#### Task to complete
From the listing below, extract each line containing the string "internetowej".

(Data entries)
========

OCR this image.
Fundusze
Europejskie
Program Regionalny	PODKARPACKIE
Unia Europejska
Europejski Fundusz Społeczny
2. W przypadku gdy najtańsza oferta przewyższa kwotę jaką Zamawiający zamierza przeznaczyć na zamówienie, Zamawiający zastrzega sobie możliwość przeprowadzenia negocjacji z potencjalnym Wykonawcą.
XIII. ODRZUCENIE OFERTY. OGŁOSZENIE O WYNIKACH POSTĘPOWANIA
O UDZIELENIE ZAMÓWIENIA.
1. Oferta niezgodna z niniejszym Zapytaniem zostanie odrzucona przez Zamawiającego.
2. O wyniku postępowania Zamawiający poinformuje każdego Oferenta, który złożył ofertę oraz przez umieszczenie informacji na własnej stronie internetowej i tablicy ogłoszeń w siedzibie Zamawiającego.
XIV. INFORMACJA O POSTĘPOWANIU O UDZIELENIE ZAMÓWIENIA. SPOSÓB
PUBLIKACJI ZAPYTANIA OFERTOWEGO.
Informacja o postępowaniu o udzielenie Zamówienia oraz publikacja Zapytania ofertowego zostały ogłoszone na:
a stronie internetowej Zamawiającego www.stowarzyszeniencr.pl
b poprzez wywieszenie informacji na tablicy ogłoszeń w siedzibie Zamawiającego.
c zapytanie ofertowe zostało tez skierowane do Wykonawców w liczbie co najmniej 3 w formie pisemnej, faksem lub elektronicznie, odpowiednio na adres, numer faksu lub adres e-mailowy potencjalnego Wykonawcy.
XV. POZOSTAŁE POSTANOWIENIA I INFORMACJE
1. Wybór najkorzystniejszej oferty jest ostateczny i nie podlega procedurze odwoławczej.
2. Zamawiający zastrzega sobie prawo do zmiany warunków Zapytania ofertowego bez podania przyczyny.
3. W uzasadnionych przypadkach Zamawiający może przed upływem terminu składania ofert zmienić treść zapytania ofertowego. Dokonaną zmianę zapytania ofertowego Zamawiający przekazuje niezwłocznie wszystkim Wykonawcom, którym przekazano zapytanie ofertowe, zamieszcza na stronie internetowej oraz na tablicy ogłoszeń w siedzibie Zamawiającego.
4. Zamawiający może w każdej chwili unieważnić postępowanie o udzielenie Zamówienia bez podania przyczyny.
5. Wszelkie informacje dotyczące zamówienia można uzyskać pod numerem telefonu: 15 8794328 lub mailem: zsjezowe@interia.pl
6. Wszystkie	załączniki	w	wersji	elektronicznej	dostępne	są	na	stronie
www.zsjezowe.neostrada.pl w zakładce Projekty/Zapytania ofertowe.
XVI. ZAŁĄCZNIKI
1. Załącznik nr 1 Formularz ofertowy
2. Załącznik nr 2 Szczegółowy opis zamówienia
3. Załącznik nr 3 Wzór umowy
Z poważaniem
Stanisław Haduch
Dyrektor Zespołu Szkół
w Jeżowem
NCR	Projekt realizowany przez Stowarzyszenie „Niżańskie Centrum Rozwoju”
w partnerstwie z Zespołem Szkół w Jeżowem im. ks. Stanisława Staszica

========

#### Full output
2. O wyniku postępowania Zamawiający poinformuje każdego Oferenta, który złożył ofertę oraz przez umieszczenie informacji na własnej stronie internetowej i tablicy ogłoszeń w siedzibie Zamawiającego.
a stronie internetowej Zamawiającego www.stowarzyszeniencr.pl
3. W uzasadnionych przypadkach Zamawiający może przed upływem terminu składania ofert zmienić treść zapytania ofertowego. Dokonaną zmianę zapytania ofertowego Zamawiający przekazuje niezwłocznie wszystkim Wykonawcom, którym przekazano zapytanie ofertowe, zamieszcza na stronie internetowej oraz na tablicy ogłoszeń w siedzibie Zamawiającego.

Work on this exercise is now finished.